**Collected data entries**
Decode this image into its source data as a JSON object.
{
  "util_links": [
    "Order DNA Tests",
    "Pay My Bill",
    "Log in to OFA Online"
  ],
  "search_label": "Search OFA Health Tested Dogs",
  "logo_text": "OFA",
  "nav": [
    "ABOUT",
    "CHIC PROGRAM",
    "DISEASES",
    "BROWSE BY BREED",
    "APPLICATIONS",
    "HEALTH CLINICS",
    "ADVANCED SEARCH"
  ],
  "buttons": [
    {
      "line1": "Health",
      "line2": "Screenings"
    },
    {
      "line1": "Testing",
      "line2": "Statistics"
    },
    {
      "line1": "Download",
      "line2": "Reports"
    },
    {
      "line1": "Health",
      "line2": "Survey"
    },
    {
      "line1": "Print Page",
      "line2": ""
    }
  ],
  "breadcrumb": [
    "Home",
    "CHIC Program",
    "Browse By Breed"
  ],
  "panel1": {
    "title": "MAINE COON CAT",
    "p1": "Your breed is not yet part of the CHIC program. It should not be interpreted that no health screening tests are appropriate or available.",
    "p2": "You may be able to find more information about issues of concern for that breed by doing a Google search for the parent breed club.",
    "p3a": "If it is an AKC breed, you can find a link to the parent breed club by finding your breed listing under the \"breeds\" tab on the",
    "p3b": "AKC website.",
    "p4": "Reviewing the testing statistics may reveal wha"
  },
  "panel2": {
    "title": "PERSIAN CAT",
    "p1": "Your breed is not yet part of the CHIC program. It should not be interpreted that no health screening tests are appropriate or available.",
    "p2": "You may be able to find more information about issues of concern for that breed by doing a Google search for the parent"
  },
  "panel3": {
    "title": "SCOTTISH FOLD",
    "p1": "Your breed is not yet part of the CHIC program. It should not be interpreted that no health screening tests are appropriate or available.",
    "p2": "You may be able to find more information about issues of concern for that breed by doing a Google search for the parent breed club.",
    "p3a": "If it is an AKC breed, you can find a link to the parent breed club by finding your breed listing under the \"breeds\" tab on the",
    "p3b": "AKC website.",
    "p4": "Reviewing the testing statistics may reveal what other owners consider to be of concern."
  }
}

**EXERCISE**
Write the data back out verbatim.

**RESULT FOR THIS EXERCISE**
Decode this image into its source data as a JSON object.
{
  "util_links": [
    "Order DNA Tests",
    "Pay My Bill",
    "Log in to OFA Online"
  ],
  "search_label": "Search OFA Health Tested Dogs",
  "logo_text": "OFA",
  "nav": [
    "ABOUT",
    "CHIC PROGRAM",
    "DISEASES",
    "BROWSE BY BREED",
    "APPLICATIONS",
    "HEALTH CLINICS",
    "ADVANCED SEARCH"
  ],
  "buttons": [
    {
      "line1": "Health",
      "line2": "Screenings"
    },
    {
      "line1": "Testing",
      "line2": "Statistics"
    },
    {
      "line1": "Download",
      "line2": "Reports"
    },
    {
      "line1": "Health",
      "line2": "Survey"
    },
    {
      "line1": "Print Page",
      "line2": ""
    }
  ],
  "breadcrumb": [
    "Home",
    "CHIC Program",
    "Browse By Breed"
  ],
  "panel1": {
    "title": "MAINE COON CAT",
    "p1": "Your breed is not yet part of the CHIC program. It should not be interpreted that no health screening tests are appropriate or available.",
    "p2": "You may be able to find more information about issues of concern for that breed by doing a Google search for the parent breed club.",
    "p3a": "If it is an AKC breed, you can find a link to the parent breed club by finding your breed listing under the \"breeds\" tab on the",
    "p3b": "AKC website.",
    "p4": "Reviewing the testing statistics may reveal wha"
  },
  "panel2": {
    "title": "PERSIAN CAT",
    "p1": "Your breed is not yet part of the CHIC program. It should not be interpreted that no health screening tests are appropriate or available.",
    "p2": "You may be able to find more information about issues of concern for that breed by doing a Google search for the parent"
  },
  "panel3": {
    "title": "SCOTTISH FOLD",
    "p1": "Your breed is not yet part of the CHIC program. It should not be interpreted that no health screening tests are appropriate or available.",
    "p2": "You may be able to find more information about issues of concern for that breed by doing a Google search for the parent breed club.",
    "p3a": "If it is an AKC breed, you can find a link to the parent breed club by finding your breed listing under the \"breeds\" tab on the",
    "p3b": "AKC website.",
    "p4": "Reviewing the testing statistics may reveal what other owners consider to be of concern."
  }
}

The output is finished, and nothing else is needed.